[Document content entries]
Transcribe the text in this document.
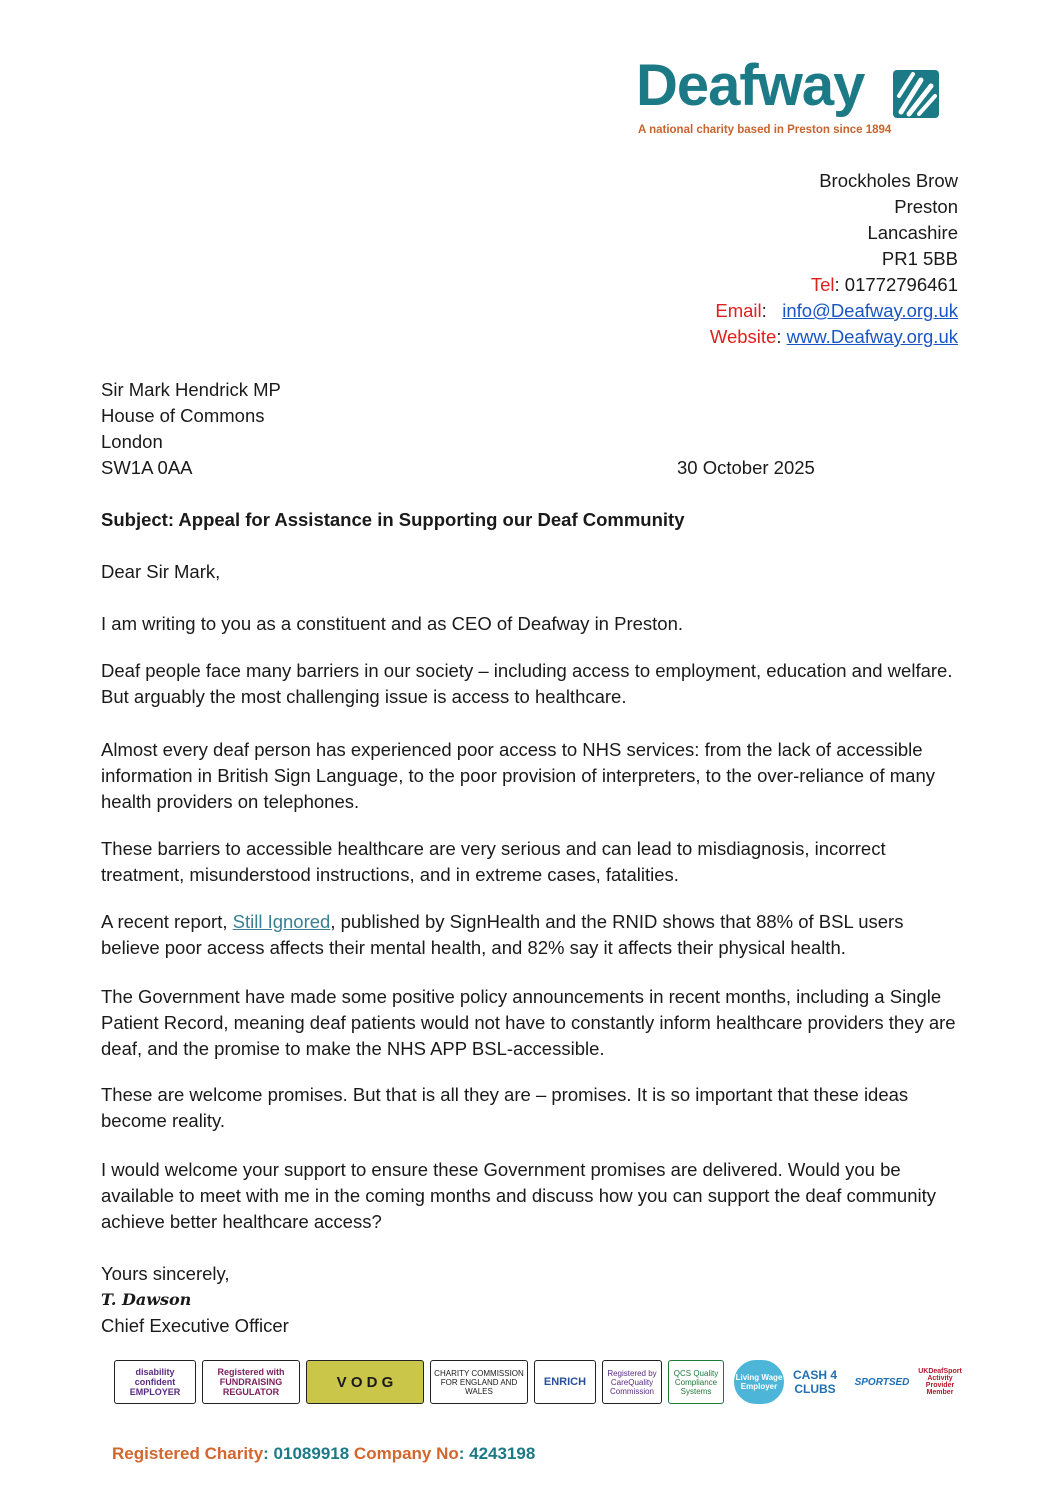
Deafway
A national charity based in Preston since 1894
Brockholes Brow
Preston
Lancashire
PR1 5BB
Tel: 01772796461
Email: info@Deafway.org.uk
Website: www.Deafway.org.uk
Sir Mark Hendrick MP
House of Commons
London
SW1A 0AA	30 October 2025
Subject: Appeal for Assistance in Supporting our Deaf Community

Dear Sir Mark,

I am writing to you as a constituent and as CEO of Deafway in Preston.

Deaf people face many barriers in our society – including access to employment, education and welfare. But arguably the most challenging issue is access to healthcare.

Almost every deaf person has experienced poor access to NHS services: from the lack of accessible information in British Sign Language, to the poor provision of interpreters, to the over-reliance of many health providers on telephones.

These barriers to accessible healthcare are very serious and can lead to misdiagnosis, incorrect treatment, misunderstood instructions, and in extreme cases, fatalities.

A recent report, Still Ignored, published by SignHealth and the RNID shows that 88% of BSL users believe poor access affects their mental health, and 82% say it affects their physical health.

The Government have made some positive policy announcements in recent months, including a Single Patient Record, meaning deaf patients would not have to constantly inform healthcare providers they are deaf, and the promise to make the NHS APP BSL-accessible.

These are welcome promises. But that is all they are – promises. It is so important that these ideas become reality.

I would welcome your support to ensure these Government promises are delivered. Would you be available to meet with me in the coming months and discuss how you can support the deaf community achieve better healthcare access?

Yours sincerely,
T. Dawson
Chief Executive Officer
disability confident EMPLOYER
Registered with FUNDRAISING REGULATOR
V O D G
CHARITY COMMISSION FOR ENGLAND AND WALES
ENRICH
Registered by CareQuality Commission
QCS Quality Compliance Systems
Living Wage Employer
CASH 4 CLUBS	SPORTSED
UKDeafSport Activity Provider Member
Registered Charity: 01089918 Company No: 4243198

• _Prompt_: Wherever the string "Preston" is found in the entries, copy the line it sits in.

• _Result for this task_:
A national charity based in Preston since 1894
Preston
I am writing to you as a constituent and as CEO of Deafway in Preston.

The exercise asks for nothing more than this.